→ **WHAT TO DO**
Set down the whole listing verbatim.
-- Begin --
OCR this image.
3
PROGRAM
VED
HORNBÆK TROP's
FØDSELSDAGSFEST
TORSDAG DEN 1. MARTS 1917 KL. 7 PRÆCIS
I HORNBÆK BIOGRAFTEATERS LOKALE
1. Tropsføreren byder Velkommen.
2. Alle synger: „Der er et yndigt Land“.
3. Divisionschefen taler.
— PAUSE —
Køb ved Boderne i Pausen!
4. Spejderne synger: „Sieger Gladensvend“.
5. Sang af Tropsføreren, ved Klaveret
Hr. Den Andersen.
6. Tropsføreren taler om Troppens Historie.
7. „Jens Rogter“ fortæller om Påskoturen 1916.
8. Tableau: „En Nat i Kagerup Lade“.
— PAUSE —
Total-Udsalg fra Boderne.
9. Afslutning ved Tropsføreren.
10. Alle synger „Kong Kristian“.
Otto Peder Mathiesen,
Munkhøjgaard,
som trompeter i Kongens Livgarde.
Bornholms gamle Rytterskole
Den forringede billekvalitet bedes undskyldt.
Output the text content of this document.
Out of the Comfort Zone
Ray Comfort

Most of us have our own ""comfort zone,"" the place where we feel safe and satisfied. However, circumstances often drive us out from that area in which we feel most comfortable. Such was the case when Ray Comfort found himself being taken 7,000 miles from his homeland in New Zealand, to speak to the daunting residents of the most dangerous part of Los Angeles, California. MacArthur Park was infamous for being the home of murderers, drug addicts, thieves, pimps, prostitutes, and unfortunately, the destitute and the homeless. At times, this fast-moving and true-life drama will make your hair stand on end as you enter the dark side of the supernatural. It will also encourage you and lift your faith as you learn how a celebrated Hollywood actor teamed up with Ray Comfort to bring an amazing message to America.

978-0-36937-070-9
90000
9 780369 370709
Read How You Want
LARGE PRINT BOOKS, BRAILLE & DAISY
-- End --
→ **OUTPUT OF THE TASK**
OCR this image.
3
PROGRAM
VED
HORNBÆK TROP's
FØDSELSDAGSFEST
TORSDAG DEN 1. MARTS 1917 KL. 7 PRÆCIS
I HORNBÆK BIOGRAFTEATERS LOKALE
1. Tropsføreren byder Velkommen.
2. Alle synger: „Der er et yndigt Land“.
3. Divisionschefen taler.
— PAUSE —
Køb ved Boderne i Pausen!
4. Spejderne synger: „Sieger Gladensvend“.
5. Sang af Tropsføreren, ved Klaveret
Hr. Den Andersen.
6. Tropsføreren taler om Troppens Historie.
7. „Jens Rogter“ fortæller om Påskoturen 1916.
8. Tableau: „En Nat i Kagerup Lade“.
— PAUSE —
Total-Udsalg fra Boderne.
9. Afslutning ved Tropsføreren.
10. Alle synger „Kong Kristian“.
Otto Peder Mathiesen,
Munkhøjgaard,
som trompeter i Kongens Livgarde.
Bornholms gamle Rytterskole
Den forringede billekvalitet bedes undskyldt.
Output the text content of this document.
Out of the Comfort Zone
Ray Comfort

Most of us have our own ""comfort zone,"" the place where we feel safe and satisfied. However, circumstances often drive us out from that area in which we feel most comfortable. Such was the case when Ray Comfort found himself being taken 7,000 miles from his homeland in New Zealand, to speak to the daunting residents of the most dangerous part of Los Angeles, California. MacArthur Park was infamous for being the home of murderers, drug addicts, thieves, pimps, prostitutes, and unfortunately, the destitute and the homeless. At times, this fast-moving and true-life drama will make your hair stand on end as you enter the dark side of the supernatural. It will also encourage you and lift your faith as you learn how a celebrated Hollywood actor teamed up with Ray Comfort to bring an amazing message to America.

978-0-36937-070-9
90000
9 780369 370709
Read How You Want
LARGE PRINT BOOKS, BRAILLE & DAISY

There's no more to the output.